#### Task brief
If a line in the data below contains "metabolism", copy it.

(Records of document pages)
■ ■ ■ ■ ■

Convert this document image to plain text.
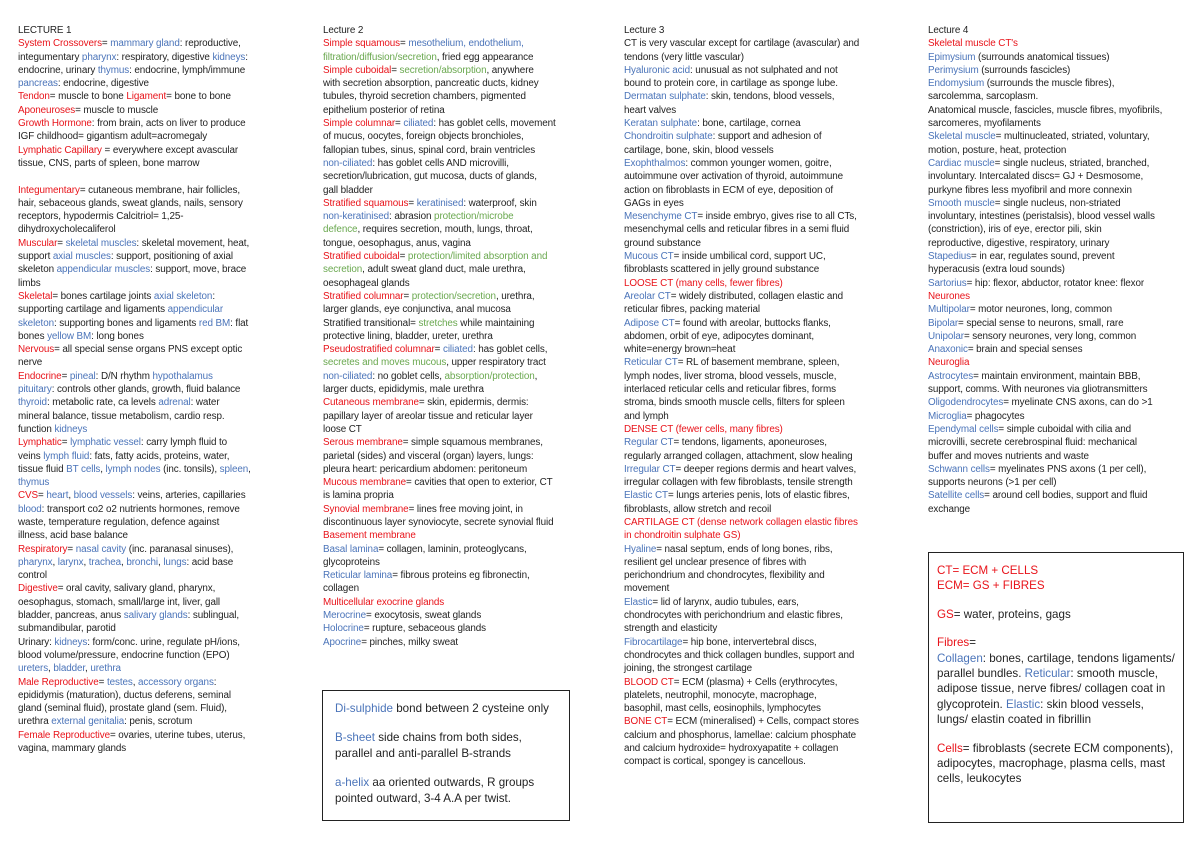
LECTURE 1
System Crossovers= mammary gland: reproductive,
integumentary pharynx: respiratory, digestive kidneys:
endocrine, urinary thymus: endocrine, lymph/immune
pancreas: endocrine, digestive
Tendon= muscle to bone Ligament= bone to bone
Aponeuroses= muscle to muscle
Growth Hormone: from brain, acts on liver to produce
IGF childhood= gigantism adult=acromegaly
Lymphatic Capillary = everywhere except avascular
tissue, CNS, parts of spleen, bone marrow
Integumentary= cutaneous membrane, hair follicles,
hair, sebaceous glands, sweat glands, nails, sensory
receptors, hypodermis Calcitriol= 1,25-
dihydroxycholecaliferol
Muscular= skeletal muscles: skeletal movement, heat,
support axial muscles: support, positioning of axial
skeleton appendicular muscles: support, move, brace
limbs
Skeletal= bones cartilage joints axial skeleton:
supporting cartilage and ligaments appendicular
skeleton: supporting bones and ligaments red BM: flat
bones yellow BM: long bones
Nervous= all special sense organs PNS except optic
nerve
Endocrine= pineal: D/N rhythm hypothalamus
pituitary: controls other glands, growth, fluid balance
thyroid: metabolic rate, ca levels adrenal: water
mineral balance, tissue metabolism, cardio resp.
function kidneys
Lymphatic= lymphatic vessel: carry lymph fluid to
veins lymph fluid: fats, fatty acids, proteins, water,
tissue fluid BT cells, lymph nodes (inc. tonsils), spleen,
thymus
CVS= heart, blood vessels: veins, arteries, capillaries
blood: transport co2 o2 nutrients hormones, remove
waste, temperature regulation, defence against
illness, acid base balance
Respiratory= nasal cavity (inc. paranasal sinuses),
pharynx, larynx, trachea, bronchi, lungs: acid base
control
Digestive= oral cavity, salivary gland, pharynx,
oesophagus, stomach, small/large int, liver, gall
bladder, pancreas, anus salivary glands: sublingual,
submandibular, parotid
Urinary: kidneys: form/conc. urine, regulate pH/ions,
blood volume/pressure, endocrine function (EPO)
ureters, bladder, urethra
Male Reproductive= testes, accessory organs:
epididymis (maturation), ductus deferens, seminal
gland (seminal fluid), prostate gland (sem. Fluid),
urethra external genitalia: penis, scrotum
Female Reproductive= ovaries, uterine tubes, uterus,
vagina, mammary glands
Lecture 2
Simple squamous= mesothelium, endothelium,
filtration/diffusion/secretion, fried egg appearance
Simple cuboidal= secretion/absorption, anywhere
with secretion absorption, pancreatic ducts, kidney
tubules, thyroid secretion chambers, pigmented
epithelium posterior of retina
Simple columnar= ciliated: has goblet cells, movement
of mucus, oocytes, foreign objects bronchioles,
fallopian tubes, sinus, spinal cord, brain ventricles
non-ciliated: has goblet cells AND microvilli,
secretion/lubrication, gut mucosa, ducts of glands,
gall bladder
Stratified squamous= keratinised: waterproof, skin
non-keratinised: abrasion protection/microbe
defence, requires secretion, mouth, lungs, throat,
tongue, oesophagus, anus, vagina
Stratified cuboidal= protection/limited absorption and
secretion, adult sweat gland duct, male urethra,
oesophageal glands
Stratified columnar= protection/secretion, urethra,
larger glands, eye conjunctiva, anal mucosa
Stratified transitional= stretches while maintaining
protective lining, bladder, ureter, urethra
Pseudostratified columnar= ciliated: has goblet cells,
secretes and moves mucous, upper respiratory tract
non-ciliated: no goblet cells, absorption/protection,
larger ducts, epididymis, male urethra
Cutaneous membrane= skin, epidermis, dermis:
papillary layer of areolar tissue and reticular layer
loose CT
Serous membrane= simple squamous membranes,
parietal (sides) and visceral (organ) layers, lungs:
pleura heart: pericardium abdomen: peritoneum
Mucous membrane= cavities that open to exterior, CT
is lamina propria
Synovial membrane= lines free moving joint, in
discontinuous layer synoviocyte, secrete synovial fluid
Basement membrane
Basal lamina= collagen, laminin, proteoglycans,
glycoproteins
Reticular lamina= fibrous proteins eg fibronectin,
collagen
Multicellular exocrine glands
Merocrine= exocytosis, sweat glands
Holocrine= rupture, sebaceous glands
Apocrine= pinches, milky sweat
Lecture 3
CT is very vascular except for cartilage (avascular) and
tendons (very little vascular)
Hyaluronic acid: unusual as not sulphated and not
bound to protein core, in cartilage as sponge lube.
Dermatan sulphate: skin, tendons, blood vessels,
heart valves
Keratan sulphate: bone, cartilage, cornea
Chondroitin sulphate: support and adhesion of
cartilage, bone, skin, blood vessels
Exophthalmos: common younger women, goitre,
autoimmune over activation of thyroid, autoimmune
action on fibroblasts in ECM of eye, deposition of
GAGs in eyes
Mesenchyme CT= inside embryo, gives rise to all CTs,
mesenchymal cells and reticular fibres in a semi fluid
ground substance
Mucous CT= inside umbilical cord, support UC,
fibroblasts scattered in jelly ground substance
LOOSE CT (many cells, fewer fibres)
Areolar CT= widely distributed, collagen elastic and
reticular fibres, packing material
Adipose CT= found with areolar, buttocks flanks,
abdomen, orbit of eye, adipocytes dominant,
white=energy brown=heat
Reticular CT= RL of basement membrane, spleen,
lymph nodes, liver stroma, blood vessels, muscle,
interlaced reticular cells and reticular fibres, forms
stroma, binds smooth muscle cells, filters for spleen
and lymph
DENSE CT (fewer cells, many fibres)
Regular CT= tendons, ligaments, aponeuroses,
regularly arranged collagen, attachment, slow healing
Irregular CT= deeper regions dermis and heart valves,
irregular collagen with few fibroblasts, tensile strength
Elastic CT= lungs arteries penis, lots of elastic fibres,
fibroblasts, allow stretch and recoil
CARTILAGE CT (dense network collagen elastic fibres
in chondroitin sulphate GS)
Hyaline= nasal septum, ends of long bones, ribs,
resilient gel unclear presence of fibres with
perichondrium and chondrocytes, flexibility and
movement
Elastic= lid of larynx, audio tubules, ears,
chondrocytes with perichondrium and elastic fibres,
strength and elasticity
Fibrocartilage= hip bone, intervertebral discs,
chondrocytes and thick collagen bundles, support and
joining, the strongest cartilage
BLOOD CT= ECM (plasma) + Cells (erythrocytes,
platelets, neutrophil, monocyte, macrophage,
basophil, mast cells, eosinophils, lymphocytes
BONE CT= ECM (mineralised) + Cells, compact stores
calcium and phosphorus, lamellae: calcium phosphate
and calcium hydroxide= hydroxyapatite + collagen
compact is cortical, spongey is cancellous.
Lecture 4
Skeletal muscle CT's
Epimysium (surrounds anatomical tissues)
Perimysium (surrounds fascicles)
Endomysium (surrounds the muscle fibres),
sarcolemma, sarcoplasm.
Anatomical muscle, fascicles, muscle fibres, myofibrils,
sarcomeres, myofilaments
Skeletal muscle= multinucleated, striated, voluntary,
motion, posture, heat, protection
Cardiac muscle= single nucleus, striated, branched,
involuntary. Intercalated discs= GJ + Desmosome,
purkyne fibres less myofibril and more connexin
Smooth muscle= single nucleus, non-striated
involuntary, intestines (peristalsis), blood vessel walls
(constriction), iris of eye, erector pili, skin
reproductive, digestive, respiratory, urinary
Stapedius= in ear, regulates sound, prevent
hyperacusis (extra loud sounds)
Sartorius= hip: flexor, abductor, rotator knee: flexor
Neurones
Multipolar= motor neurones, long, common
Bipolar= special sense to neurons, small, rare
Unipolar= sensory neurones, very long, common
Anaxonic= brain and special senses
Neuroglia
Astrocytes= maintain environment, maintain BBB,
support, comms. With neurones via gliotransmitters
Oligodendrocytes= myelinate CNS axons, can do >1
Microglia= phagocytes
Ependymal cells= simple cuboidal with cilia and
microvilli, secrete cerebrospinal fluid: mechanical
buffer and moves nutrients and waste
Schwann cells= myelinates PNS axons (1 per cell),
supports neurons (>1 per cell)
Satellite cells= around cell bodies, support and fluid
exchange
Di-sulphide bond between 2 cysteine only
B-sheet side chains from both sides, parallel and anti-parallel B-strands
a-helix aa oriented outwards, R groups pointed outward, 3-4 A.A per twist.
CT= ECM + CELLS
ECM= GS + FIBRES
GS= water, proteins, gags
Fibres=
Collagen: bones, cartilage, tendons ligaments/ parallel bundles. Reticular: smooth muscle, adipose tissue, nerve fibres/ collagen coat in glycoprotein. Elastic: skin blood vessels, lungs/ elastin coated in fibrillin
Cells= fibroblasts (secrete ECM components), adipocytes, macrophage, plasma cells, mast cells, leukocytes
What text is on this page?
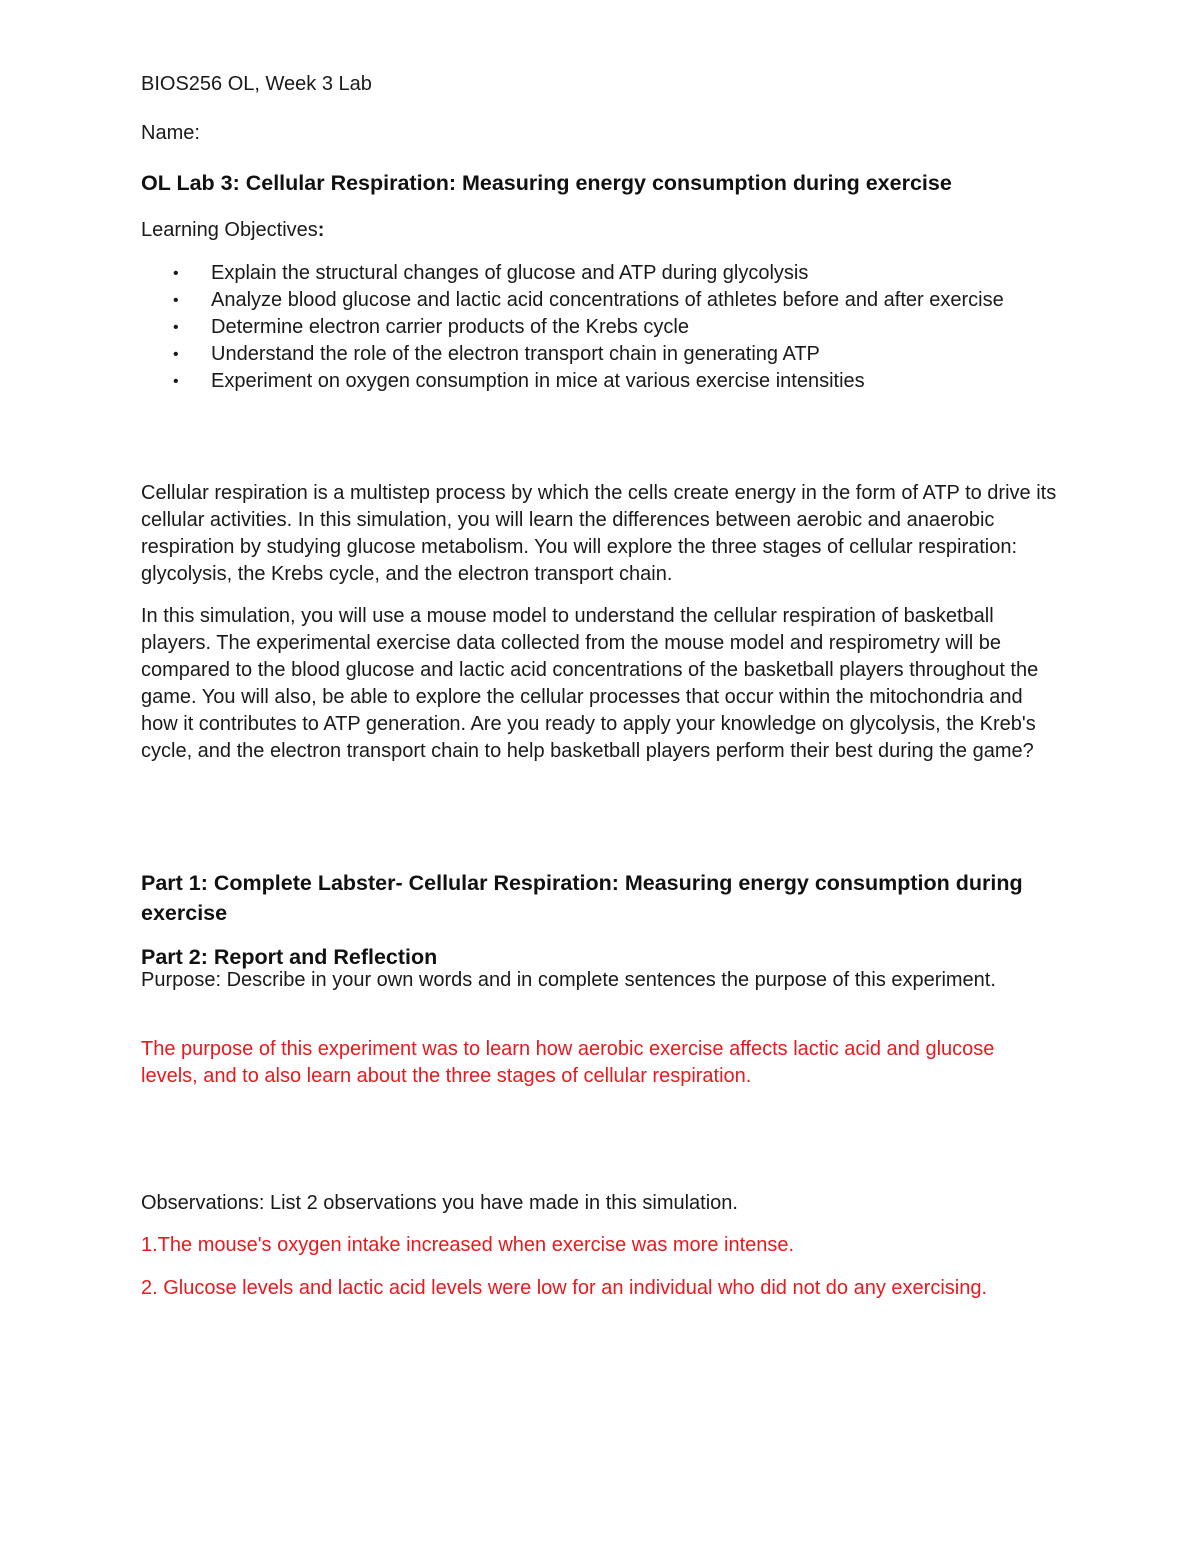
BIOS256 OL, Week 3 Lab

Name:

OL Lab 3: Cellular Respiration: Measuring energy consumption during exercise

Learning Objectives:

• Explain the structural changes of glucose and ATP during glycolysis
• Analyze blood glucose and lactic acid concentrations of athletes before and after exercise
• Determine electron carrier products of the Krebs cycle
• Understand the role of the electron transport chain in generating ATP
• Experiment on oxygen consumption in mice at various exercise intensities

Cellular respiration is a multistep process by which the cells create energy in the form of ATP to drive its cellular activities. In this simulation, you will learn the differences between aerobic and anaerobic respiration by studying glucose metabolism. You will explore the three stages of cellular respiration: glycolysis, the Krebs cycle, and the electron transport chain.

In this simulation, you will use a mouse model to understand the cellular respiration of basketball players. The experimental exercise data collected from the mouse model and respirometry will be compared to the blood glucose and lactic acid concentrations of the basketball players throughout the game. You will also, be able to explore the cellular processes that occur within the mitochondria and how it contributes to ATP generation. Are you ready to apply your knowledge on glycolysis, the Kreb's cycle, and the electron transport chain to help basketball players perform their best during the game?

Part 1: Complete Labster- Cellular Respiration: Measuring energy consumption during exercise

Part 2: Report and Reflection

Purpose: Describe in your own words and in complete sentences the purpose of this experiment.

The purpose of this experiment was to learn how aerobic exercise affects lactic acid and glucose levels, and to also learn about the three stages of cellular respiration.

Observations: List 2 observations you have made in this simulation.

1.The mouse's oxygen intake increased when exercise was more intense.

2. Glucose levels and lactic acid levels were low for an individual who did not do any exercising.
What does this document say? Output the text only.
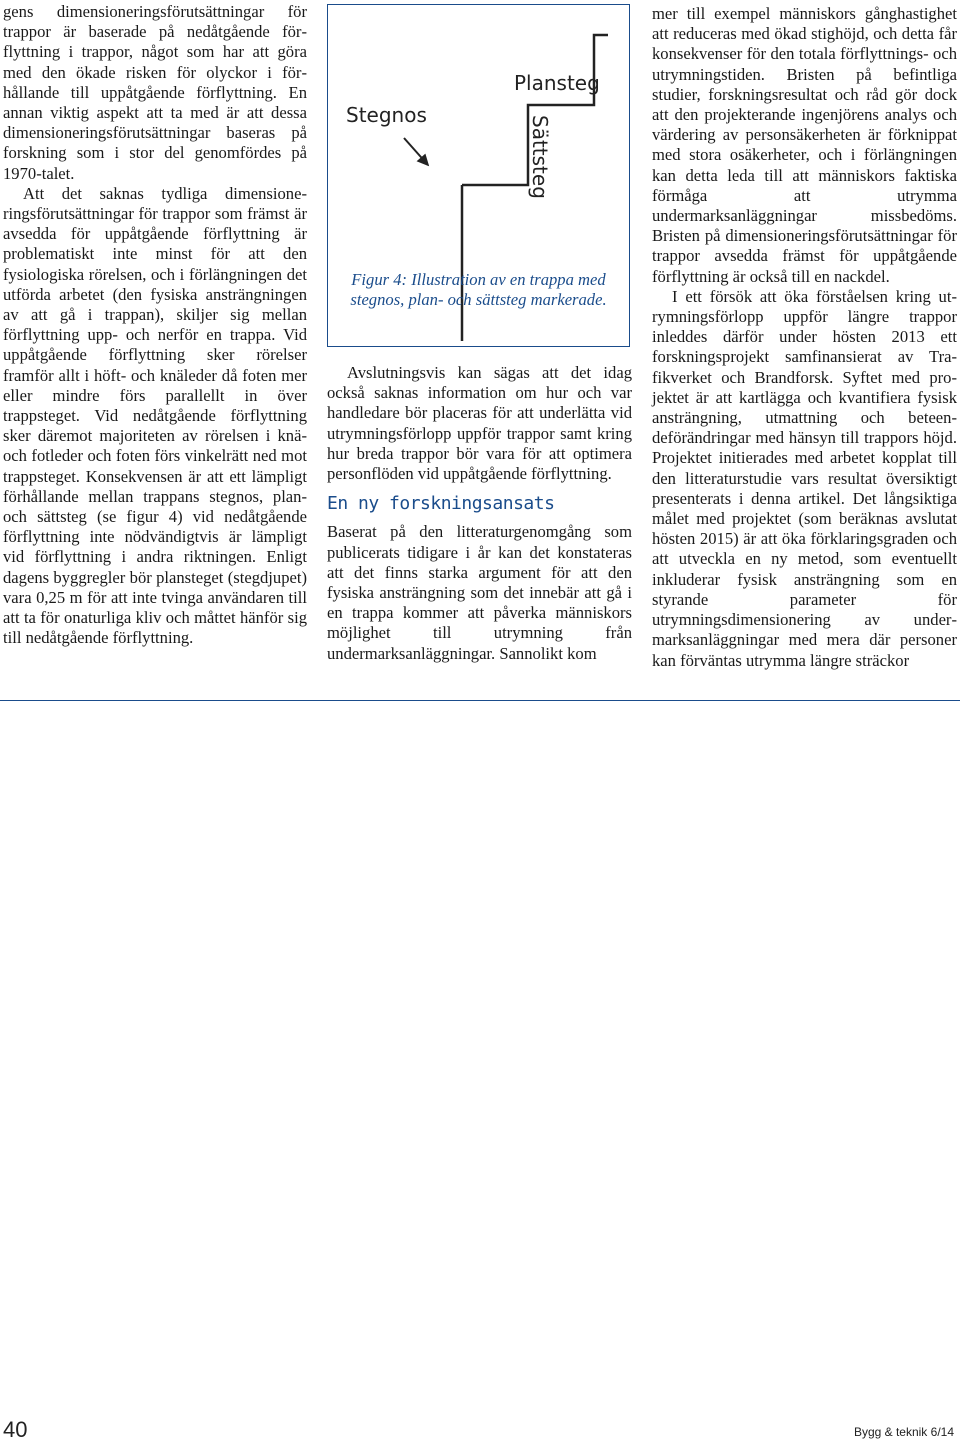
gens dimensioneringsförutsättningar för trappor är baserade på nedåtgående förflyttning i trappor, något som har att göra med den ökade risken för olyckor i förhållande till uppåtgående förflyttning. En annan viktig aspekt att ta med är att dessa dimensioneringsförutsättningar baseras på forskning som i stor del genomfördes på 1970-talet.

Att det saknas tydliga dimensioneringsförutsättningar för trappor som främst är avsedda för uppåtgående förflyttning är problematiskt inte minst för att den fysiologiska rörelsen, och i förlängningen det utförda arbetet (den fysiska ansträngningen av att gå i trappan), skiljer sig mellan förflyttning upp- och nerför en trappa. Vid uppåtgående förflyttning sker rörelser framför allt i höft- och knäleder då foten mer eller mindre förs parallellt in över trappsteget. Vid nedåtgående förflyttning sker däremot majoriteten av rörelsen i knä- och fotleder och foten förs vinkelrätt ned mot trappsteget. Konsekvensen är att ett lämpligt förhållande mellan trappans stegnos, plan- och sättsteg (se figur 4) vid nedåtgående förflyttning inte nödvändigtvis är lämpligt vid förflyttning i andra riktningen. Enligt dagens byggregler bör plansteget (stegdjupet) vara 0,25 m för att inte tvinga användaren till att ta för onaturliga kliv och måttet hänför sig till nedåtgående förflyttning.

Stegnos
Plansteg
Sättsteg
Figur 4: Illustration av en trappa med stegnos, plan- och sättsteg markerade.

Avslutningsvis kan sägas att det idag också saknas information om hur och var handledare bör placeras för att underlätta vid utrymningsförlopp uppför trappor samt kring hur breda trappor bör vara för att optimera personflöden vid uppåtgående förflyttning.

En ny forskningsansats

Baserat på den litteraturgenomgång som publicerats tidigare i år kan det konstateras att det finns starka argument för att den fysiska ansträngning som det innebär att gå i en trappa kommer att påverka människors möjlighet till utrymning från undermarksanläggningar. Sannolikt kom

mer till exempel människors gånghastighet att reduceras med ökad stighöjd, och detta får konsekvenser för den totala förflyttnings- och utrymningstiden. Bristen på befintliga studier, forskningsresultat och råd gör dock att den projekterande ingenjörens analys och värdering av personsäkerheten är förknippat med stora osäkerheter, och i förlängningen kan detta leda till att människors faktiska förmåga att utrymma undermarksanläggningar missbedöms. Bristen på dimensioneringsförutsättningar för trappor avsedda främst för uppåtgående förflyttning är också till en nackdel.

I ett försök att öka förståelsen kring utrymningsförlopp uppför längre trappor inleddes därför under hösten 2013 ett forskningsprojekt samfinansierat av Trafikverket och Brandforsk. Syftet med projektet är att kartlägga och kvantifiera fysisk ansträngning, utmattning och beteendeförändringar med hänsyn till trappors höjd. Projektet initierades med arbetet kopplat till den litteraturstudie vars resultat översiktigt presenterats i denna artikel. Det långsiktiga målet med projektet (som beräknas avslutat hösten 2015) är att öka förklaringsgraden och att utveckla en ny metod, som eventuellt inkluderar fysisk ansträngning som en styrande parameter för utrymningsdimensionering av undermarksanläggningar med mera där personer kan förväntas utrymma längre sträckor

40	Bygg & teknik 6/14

■ ■ ■ ■ ■

#### The answer
mineral balance, tissue metabolism, cardio resp.
Cellular respiration is a multistep process by which the cells create energy in the form of ATP to drive its cellular activities. In this simulation, you will learn the differences between aerobic and anaerobic respiration by studying glucose metabolism. You will explore the three stages of cellular respiration: glycolysis, the Krebs cycle, and the electron transport chain.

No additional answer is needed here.